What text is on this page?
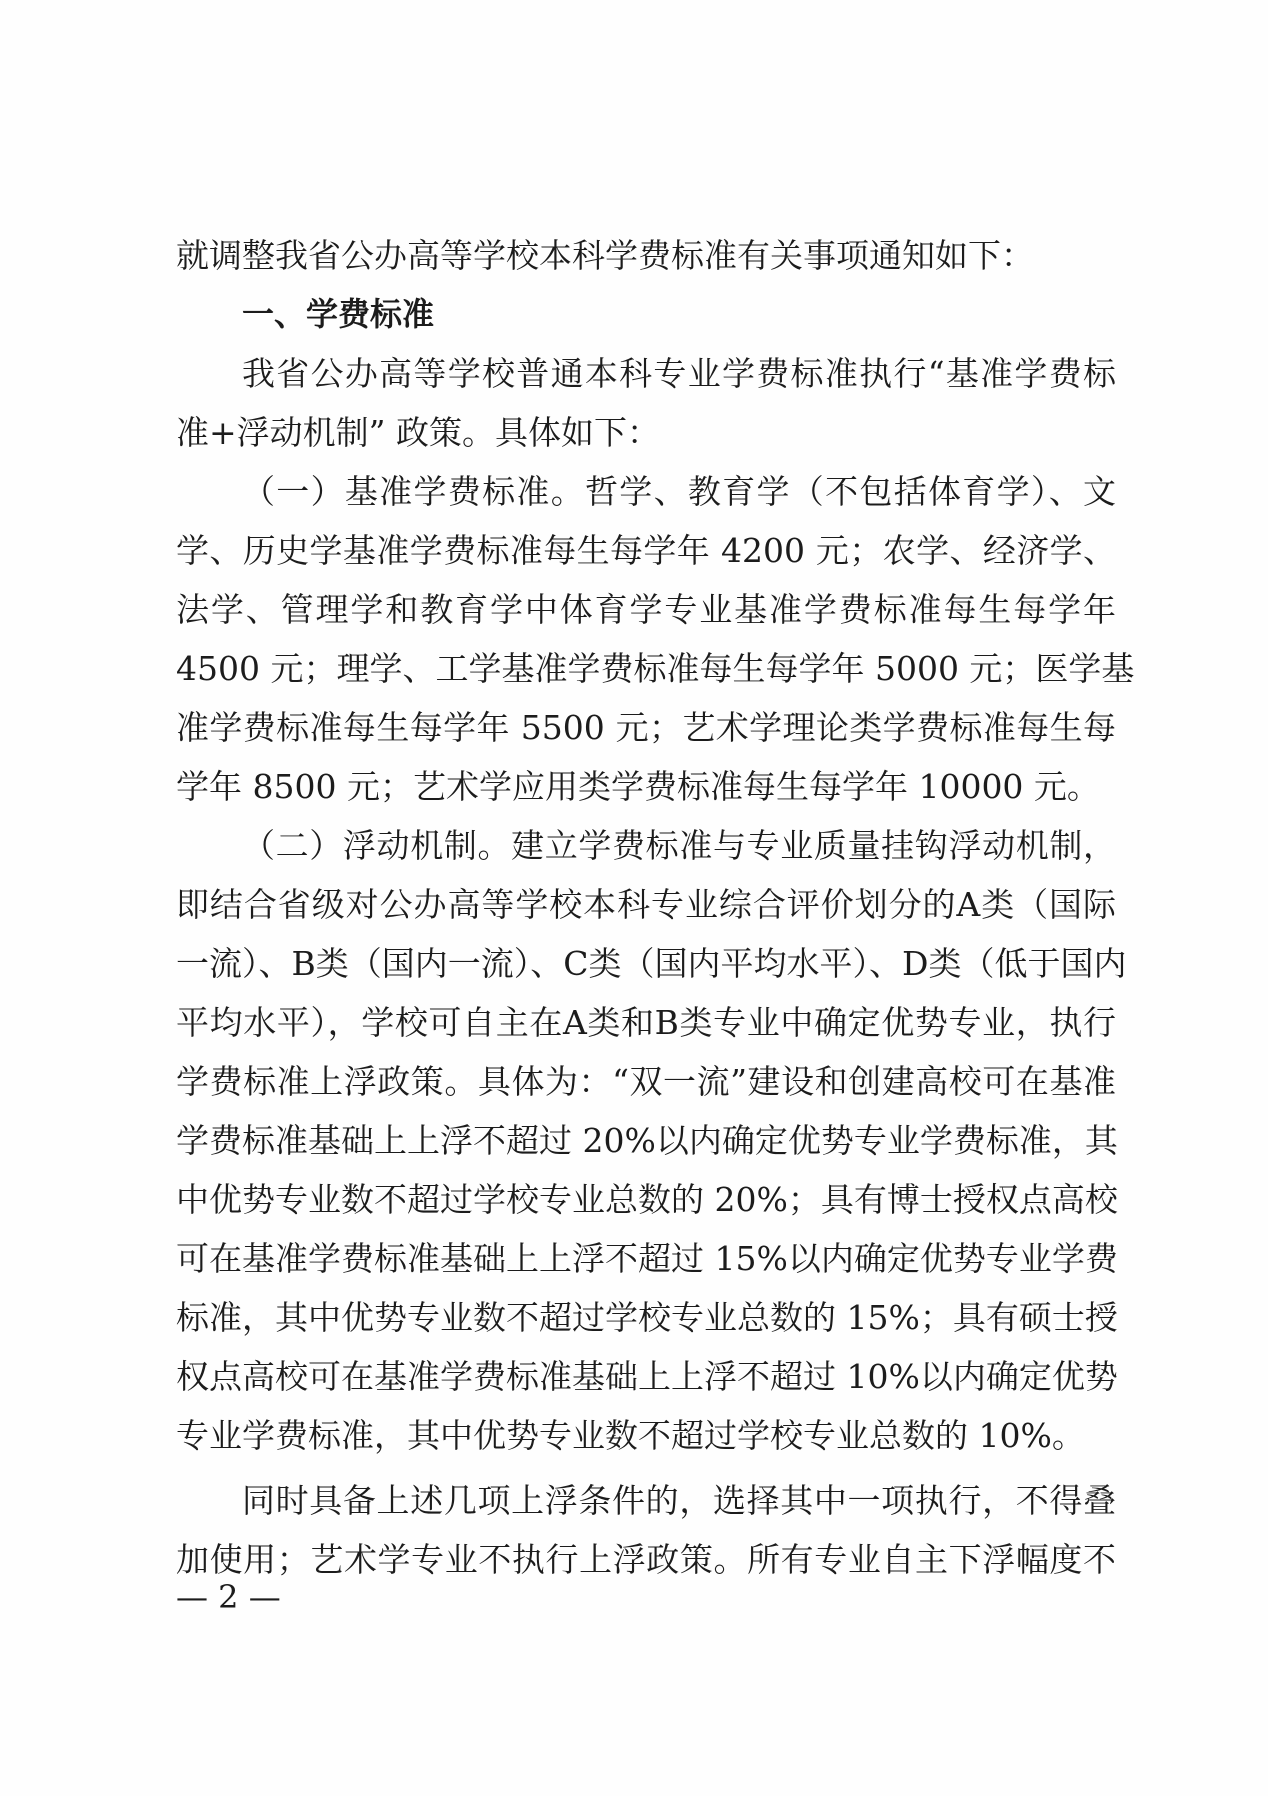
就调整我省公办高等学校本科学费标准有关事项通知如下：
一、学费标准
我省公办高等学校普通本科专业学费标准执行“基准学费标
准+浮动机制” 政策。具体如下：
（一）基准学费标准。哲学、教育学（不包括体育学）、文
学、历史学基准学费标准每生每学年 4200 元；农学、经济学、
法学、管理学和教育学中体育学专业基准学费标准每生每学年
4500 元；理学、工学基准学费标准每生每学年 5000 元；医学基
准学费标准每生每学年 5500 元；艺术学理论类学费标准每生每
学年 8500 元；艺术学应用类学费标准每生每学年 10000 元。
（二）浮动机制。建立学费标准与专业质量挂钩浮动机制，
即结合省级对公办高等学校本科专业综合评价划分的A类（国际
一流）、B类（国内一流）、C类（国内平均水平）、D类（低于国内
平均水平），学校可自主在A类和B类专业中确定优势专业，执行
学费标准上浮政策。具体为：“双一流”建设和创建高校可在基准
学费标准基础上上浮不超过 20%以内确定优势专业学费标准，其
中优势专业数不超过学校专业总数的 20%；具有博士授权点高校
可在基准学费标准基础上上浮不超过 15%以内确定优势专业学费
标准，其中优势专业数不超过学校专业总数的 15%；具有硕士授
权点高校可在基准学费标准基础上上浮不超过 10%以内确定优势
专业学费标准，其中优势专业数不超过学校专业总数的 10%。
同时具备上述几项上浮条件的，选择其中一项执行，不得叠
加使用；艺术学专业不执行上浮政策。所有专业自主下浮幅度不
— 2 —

--

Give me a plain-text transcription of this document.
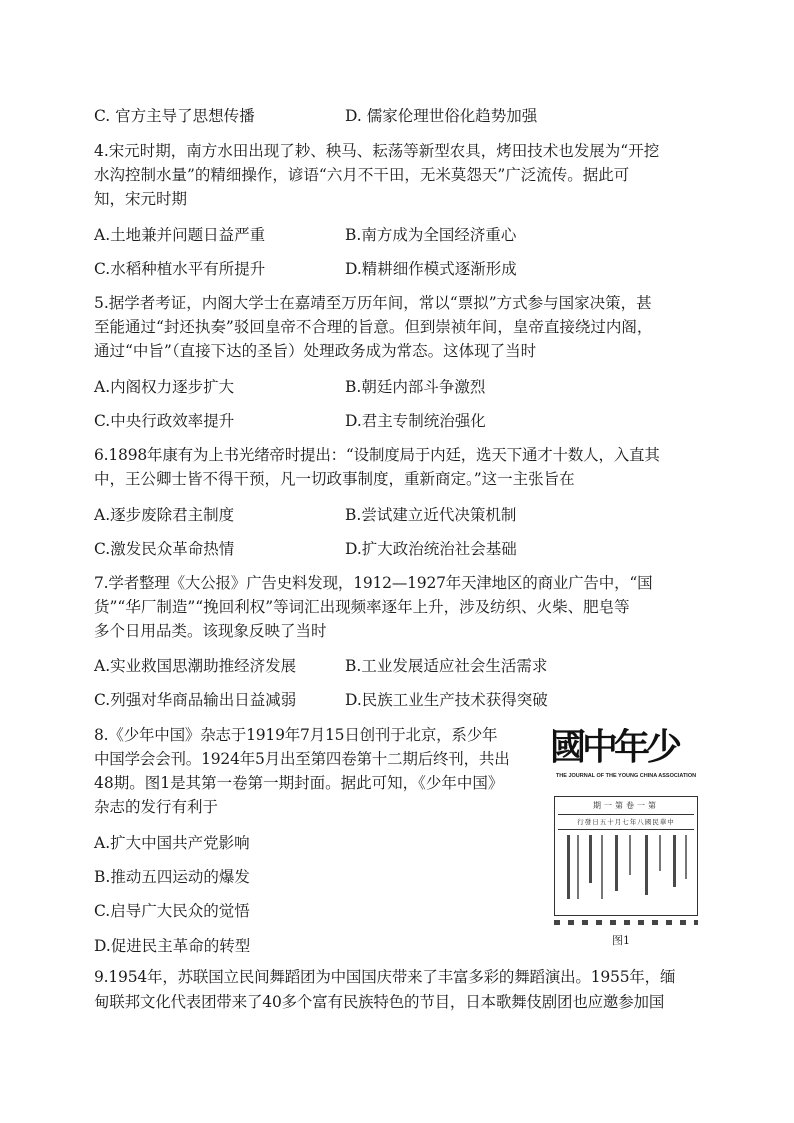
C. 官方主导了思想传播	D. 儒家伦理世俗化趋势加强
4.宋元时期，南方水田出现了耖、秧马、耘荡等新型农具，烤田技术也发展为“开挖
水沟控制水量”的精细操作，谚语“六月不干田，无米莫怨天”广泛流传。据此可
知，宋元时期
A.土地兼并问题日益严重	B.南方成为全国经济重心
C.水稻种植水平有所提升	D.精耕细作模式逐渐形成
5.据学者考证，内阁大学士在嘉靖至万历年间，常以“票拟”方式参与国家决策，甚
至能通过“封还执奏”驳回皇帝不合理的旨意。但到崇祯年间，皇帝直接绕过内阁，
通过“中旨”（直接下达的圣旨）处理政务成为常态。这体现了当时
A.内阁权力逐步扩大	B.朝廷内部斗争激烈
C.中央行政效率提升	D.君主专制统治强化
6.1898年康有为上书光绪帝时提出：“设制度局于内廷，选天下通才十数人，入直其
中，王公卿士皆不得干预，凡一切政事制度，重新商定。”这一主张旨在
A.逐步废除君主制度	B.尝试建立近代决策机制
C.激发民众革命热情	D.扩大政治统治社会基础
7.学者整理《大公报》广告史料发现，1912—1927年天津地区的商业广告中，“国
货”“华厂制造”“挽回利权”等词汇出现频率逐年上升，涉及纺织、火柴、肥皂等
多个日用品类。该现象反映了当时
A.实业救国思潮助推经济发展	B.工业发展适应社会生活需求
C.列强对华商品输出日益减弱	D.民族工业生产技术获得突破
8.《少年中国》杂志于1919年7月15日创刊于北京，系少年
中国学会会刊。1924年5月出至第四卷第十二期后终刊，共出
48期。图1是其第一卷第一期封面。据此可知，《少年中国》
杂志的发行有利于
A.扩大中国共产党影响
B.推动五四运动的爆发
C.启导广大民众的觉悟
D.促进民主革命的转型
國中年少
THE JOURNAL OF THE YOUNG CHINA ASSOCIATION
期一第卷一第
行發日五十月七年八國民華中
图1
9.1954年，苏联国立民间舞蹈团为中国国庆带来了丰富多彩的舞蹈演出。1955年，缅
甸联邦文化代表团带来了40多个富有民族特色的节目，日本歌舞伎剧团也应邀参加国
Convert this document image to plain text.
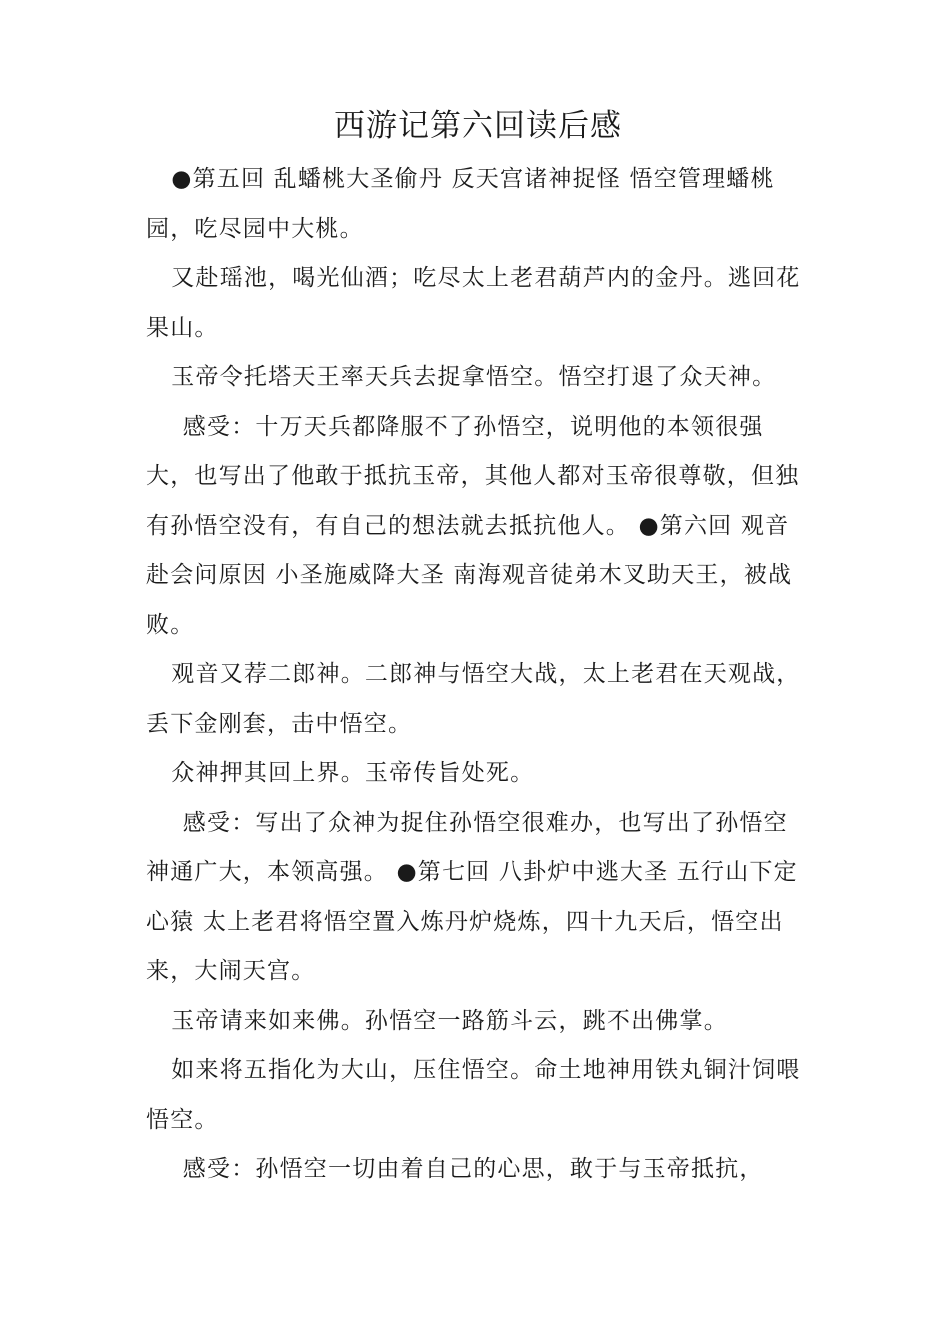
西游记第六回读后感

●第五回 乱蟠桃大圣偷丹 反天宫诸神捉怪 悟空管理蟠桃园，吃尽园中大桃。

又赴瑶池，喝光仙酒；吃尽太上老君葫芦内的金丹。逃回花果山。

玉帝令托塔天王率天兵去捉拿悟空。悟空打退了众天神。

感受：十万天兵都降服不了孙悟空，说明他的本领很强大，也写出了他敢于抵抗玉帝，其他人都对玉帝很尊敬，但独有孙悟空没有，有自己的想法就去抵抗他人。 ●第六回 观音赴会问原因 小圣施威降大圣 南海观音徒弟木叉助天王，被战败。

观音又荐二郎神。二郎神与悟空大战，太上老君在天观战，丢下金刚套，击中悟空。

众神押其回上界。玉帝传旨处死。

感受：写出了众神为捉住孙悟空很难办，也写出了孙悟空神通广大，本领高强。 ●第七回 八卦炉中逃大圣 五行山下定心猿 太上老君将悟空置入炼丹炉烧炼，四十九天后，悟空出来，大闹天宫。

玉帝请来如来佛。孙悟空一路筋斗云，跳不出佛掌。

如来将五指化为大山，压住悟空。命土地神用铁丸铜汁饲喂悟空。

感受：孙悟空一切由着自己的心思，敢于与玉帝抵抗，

What is being asked: Which lines include the word "this"? List them all.

Answer to the problem:
What text is on this page?
Give me a plain-text transcription of this document.
Convert this document image to plain text.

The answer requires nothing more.